* Start Data supplied *

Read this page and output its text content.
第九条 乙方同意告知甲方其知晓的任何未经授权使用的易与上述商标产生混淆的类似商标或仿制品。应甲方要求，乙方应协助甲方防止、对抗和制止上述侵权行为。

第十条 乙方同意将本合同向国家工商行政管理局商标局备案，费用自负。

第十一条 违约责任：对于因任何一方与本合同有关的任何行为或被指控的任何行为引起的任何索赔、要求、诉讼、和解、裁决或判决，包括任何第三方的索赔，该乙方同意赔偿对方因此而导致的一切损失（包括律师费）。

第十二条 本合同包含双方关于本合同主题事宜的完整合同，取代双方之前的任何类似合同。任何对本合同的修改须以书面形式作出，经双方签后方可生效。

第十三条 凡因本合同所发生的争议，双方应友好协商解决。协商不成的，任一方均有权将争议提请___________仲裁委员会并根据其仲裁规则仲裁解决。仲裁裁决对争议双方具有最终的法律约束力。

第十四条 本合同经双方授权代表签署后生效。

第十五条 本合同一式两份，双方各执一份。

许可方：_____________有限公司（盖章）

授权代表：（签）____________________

* End Data supplied *

Repeat the records exactly, including every line.

Read this page and output its text content.
第九条 乙方同意告知甲方其知晓的任何未经授权使用的易与上述商标产生混淆的类似商标或仿制品。应甲方要求，乙方应协助甲方防止、对抗和制止上述侵权行为。

第十条 乙方同意将本合同向国家工商行政管理局商标局备案，费用自负。

第十一条 违约责任：对于因任何一方与本合同有关的任何行为或被指控的任何行为引起的任何索赔、要求、诉讼、和解、裁决或判决，包括任何第三方的索赔，该乙方同意赔偿对方因此而导致的一切损失（包括律师费）。

第十二条 本合同包含双方关于本合同主题事宜的完整合同，取代双方之前的任何类似合同。任何对本合同的修改须以书面形式作出，经双方签后方可生效。

第十三条 凡因本合同所发生的争议，双方应友好协商解决。协商不成的，任一方均有权将争议提请___________仲裁委员会并根据其仲裁规则仲裁解决。仲裁裁决对争议双方具有最终的法律约束力。

第十四条 本合同经双方授权代表签署后生效。

第十五条 本合同一式两份，双方各执一份。

许可方：_____________有限公司（盖章）

授权代表：（签）____________________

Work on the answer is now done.